● **Provided records**:
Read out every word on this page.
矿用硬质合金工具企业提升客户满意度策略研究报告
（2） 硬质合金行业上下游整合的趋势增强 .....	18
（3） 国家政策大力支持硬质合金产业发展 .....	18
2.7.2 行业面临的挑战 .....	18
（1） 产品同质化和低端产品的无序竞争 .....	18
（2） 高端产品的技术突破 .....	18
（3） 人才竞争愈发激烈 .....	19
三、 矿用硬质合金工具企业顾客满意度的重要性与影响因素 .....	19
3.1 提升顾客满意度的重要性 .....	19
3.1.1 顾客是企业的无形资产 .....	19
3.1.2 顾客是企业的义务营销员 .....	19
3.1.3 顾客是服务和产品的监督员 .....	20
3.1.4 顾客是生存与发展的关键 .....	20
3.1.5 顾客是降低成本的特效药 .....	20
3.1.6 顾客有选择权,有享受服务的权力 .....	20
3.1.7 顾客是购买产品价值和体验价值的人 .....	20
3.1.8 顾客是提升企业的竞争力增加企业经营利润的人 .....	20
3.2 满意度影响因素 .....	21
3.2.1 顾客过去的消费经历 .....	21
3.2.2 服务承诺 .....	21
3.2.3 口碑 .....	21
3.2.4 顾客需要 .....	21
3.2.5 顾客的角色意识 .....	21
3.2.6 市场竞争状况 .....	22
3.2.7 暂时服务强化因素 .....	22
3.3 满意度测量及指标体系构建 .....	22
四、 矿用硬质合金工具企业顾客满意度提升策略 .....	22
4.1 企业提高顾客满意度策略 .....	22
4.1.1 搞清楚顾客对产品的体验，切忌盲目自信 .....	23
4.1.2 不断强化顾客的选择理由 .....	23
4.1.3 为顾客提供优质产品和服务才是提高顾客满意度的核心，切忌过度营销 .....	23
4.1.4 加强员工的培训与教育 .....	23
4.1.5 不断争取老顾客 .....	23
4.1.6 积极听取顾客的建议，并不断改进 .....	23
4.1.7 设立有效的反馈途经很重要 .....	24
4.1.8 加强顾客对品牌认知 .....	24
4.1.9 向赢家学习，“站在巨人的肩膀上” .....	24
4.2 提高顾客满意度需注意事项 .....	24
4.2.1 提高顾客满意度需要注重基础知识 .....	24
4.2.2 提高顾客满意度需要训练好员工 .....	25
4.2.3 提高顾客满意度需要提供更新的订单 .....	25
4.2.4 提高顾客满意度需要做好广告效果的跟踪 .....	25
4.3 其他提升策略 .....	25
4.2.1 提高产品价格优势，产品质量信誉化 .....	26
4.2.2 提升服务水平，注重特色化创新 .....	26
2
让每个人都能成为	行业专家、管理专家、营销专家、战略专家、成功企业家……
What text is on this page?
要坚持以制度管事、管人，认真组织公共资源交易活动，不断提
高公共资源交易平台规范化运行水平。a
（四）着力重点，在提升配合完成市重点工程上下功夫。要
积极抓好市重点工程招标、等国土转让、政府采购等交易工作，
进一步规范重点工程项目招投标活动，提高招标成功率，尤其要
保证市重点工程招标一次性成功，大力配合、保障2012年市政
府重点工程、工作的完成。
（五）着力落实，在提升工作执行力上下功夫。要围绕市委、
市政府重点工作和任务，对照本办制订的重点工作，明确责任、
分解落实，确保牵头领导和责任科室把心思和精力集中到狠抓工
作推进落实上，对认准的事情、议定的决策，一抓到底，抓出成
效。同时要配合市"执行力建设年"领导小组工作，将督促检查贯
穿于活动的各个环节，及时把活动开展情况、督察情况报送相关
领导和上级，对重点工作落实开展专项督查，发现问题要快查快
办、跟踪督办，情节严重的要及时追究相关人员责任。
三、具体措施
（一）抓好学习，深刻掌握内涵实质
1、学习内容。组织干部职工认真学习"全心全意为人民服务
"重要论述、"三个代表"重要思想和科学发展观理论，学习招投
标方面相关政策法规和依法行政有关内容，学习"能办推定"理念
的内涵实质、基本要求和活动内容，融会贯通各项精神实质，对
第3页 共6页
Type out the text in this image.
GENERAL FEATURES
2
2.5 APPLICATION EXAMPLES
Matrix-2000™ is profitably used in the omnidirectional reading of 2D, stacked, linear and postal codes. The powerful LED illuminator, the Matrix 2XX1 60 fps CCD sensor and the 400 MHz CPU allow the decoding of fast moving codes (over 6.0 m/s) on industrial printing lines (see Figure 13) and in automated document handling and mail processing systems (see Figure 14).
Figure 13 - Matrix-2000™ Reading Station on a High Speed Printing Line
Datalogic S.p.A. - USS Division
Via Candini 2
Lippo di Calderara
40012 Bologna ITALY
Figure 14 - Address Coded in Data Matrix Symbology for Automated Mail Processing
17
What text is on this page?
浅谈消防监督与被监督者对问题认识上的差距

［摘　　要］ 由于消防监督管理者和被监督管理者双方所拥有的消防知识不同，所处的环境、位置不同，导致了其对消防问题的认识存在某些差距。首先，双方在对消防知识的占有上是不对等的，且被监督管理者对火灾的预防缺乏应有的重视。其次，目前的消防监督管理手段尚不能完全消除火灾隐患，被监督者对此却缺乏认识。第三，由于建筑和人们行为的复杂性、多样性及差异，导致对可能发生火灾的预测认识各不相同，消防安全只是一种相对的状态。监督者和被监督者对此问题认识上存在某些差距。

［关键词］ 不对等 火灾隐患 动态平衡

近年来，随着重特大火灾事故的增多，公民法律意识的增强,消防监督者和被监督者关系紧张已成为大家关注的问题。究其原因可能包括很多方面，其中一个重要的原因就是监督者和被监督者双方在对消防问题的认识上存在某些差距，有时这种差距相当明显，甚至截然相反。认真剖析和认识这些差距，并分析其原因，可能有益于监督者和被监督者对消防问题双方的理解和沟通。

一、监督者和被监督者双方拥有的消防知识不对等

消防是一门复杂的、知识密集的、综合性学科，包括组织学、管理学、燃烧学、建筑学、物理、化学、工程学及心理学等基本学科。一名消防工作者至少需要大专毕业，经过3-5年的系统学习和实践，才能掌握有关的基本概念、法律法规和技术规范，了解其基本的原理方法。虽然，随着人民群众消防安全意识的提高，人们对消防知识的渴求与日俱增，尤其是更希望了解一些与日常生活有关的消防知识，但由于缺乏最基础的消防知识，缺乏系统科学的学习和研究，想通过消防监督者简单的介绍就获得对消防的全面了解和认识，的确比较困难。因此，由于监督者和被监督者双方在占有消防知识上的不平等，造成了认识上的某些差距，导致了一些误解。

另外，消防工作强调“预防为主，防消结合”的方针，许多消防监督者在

● **Aim**: Reproduce every line of the data verbatim.

● **Solution**:
Read out every word on this page.
矿用硬质合金工具企业提升客户满意度策略研究报告
（2） 硬质合金行业上下游整合的趋势增强 .....	18
（3） 国家政策大力支持硬质合金产业发展 .....	18
2.7.2 行业面临的挑战 .....	18
（1） 产品同质化和低端产品的无序竞争 .....	18
（2） 高端产品的技术突破 .....	18
（3） 人才竞争愈发激烈 .....	19
三、 矿用硬质合金工具企业顾客满意度的重要性与影响因素 .....	19
3.1 提升顾客满意度的重要性 .....	19
3.1.1 顾客是企业的无形资产 .....	19
3.1.2 顾客是企业的义务营销员 .....	19
3.1.3 顾客是服务和产品的监督员 .....	20
3.1.4 顾客是生存与发展的关键 .....	20
3.1.5 顾客是降低成本的特效药 .....	20
3.1.6 顾客有选择权,有享受服务的权力 .....	20
3.1.7 顾客是购买产品价值和体验价值的人 .....	20
3.1.8 顾客是提升企业的竞争力增加企业经营利润的人 .....	20
3.2 满意度影响因素 .....	21
3.2.1 顾客过去的消费经历 .....	21
3.2.2 服务承诺 .....	21
3.2.3 口碑 .....	21
3.2.4 顾客需要 .....	21
3.2.5 顾客的角色意识 .....	21
3.2.6 市场竞争状况 .....	22
3.2.7 暂时服务强化因素 .....	22
3.3 满意度测量及指标体系构建 .....	22
四、 矿用硬质合金工具企业顾客满意度提升策略 .....	22
4.1 企业提高顾客满意度策略 .....	22
4.1.1 搞清楚顾客对产品的体验，切忌盲目自信 .....	23
4.1.2 不断强化顾客的选择理由 .....	23
4.1.3 为顾客提供优质产品和服务才是提高顾客满意度的核心，切忌过度营销 .....	23
4.1.4 加强员工的培训与教育 .....	23
4.1.5 不断争取老顾客 .....	23
4.1.6 积极听取顾客的建议，并不断改进 .....	23
4.1.7 设立有效的反馈途经很重要 .....	24
4.1.8 加强顾客对品牌认知 .....	24
4.1.9 向赢家学习，“站在巨人的肩膀上” .....	24
4.2 提高顾客满意度需注意事项 .....	24
4.2.1 提高顾客满意度需要注重基础知识 .....	24
4.2.2 提高顾客满意度需要训练好员工 .....	25
4.2.3 提高顾客满意度需要提供更新的订单 .....	25
4.2.4 提高顾客满意度需要做好广告效果的跟踪 .....	25
4.3 其他提升策略 .....	25
4.2.1 提高产品价格优势，产品质量信誉化 .....	26
4.2.2 提升服务水平，注重特色化创新 .....	26
2
让每个人都能成为	行业专家、管理专家、营销专家、战略专家、成功企业家……
What text is on this page?
要坚持以制度管事、管人，认真组织公共资源交易活动，不断提
高公共资源交易平台规范化运行水平。a
（四）着力重点，在提升配合完成市重点工程上下功夫。要
积极抓好市重点工程招标、等国土转让、政府采购等交易工作，
进一步规范重点工程项目招投标活动，提高招标成功率，尤其要
保证市重点工程招标一次性成功，大力配合、保障2012年市政
府重点工程、工作的完成。
（五）着力落实，在提升工作执行力上下功夫。要围绕市委、
市政府重点工作和任务，对照本办制订的重点工作，明确责任、
分解落实，确保牵头领导和责任科室把心思和精力集中到狠抓工
作推进落实上，对认准的事情、议定的决策，一抓到底，抓出成
效。同时要配合市"执行力建设年"领导小组工作，将督促检查贯
穿于活动的各个环节，及时把活动开展情况、督察情况报送相关
领导和上级，对重点工作落实开展专项督查，发现问题要快查快
办、跟踪督办，情节严重的要及时追究相关人员责任。
三、具体措施
（一）抓好学习，深刻掌握内涵实质
1、学习内容。组织干部职工认真学习"全心全意为人民服务
"重要论述、"三个代表"重要思想和科学发展观理论，学习招投
标方面相关政策法规和依法行政有关内容，学习"能办推定"理念
的内涵实质、基本要求和活动内容，融会贯通各项精神实质，对
第3页 共6页
Type out the text in this image.
GENERAL FEATURES
2
2.5 APPLICATION EXAMPLES
Matrix-2000™ is profitably used in the omnidirectional reading of 2D, stacked, linear and postal codes. The powerful LED illuminator, the Matrix 2XX1 60 fps CCD sensor and the 400 MHz CPU allow the decoding of fast moving codes (over 6.0 m/s) on industrial printing lines (see Figure 13) and in automated document handling and mail processing systems (see Figure 14).
Figure 13 - Matrix-2000™ Reading Station on a High Speed Printing Line
Datalogic S.p.A. - USS Division
Via Candini 2
Lippo di Calderara
40012 Bologna ITALY
Figure 14 - Address Coded in Data Matrix Symbology for Automated Mail Processing
17
What text is on this page?
浅谈消防监督与被监督者对问题认识上的差距

［摘　　要］ 由于消防监督管理者和被监督管理者双方所拥有的消防知识不同，所处的环境、位置不同，导致了其对消防问题的认识存在某些差距。首先，双方在对消防知识的占有上是不对等的，且被监督管理者对火灾的预防缺乏应有的重视。其次，目前的消防监督管理手段尚不能完全消除火灾隐患，被监督者对此却缺乏认识。第三，由于建筑和人们行为的复杂性、多样性及差异，导致对可能发生火灾的预测认识各不相同，消防安全只是一种相对的状态。监督者和被监督者对此问题认识上存在某些差距。

［关键词］ 不对等 火灾隐患 动态平衡

近年来，随着重特大火灾事故的增多，公民法律意识的增强,消防监督者和被监督者关系紧张已成为大家关注的问题。究其原因可能包括很多方面，其中一个重要的原因就是监督者和被监督者双方在对消防问题的认识上存在某些差距，有时这种差距相当明显，甚至截然相反。认真剖析和认识这些差距，并分析其原因，可能有益于监督者和被监督者对消防问题双方的理解和沟通。

一、监督者和被监督者双方拥有的消防知识不对等

消防是一门复杂的、知识密集的、综合性学科，包括组织学、管理学、燃烧学、建筑学、物理、化学、工程学及心理学等基本学科。一名消防工作者至少需要大专毕业，经过3-5年的系统学习和实践，才能掌握有关的基本概念、法律法规和技术规范，了解其基本的原理方法。虽然，随着人民群众消防安全意识的提高，人们对消防知识的渴求与日俱增，尤其是更希望了解一些与日常生活有关的消防知识，但由于缺乏最基础的消防知识，缺乏系统科学的学习和研究，想通过消防监督者简单的介绍就获得对消防的全面了解和认识，的确比较困难。因此，由于监督者和被监督者双方在占有消防知识上的不平等，造成了认识上的某些差距，导致了一些误解。

另外，消防工作强调“预防为主，防消结合”的方针，许多消防监督者在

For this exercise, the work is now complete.